» **Short exercise**: Isolate every line in the data with the string "State" and copy it.

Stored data

>>>

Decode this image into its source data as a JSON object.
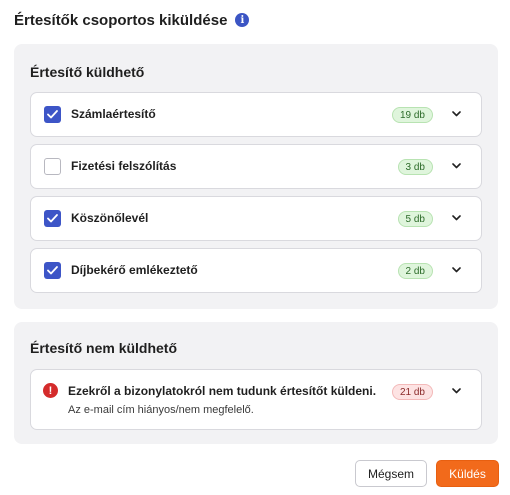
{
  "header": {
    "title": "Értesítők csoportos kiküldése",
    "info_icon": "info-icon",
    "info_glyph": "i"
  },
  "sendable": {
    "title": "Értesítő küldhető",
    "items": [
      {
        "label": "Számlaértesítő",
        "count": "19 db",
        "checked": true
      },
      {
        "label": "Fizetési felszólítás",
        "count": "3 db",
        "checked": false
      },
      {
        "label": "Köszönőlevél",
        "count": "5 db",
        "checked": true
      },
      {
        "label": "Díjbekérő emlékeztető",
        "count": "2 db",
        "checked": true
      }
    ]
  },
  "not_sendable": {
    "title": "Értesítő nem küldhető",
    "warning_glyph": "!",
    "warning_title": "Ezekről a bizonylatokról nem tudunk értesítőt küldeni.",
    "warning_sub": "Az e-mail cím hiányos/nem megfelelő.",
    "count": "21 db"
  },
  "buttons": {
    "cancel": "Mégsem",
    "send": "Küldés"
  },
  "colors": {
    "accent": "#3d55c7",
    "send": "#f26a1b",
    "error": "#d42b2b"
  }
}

<<<
>>>

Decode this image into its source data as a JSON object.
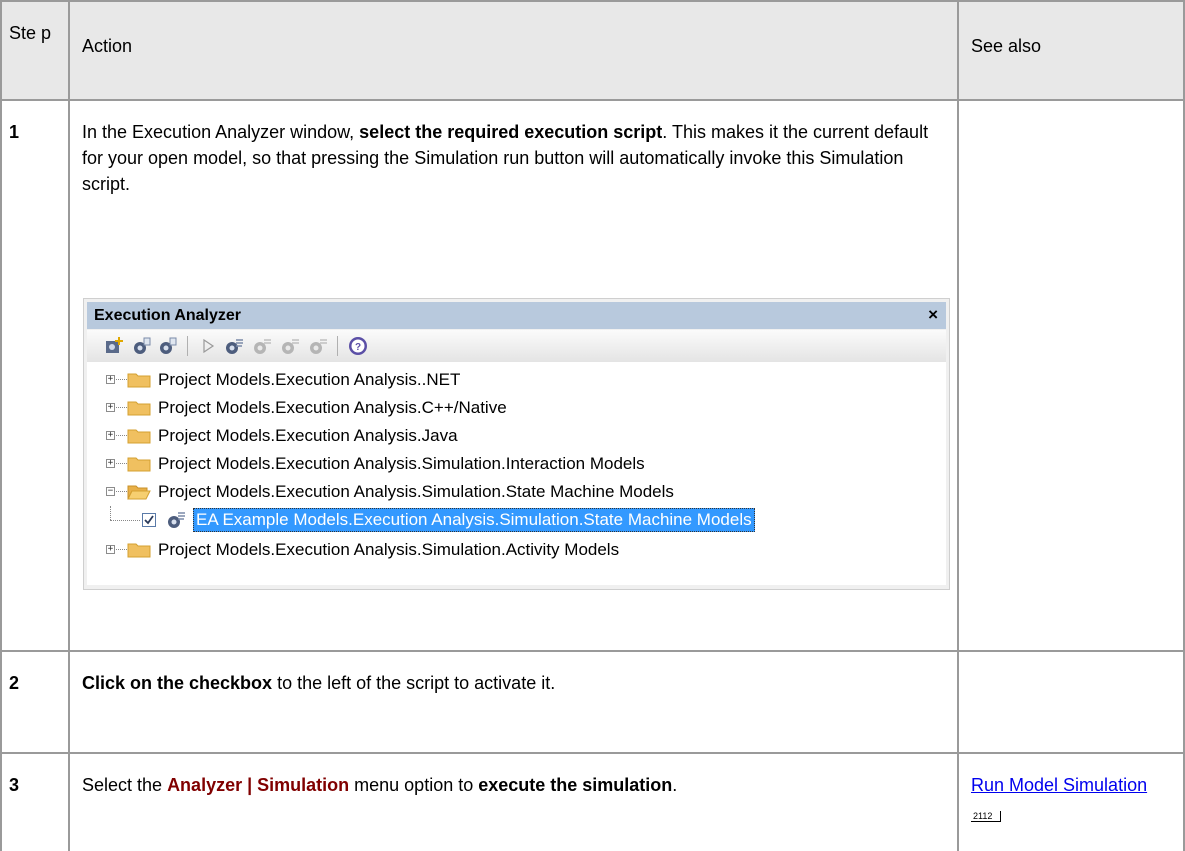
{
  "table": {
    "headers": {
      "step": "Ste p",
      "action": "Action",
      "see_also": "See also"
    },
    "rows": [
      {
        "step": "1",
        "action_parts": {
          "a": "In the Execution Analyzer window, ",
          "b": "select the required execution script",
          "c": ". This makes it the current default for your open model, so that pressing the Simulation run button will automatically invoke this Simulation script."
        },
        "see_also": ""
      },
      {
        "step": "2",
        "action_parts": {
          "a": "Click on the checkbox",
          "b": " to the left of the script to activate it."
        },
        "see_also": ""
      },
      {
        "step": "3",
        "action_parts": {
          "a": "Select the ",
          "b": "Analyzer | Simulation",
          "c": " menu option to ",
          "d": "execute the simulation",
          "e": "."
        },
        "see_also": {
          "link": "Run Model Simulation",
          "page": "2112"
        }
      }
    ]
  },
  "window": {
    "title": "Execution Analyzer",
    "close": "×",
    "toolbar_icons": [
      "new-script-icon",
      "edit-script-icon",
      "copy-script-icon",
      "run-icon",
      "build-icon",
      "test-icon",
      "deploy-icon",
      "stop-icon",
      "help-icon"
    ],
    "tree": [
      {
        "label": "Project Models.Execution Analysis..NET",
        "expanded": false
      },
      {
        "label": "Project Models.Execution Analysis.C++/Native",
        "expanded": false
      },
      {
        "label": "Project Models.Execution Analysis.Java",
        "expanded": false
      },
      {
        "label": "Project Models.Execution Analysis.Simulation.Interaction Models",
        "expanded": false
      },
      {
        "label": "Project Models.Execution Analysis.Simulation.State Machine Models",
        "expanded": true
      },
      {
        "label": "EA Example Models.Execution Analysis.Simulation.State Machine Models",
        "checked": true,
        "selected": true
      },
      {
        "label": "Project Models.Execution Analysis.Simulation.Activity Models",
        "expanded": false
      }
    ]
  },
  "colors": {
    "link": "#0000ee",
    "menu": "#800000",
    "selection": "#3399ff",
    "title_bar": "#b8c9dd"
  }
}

<<<

» **Exercise solution**:
        "label": "Project Models.Execution Analysis.Simulation.State Machine Models",
        "label": "EA Example Models.Execution Analysis.Simulation.State Machine Models",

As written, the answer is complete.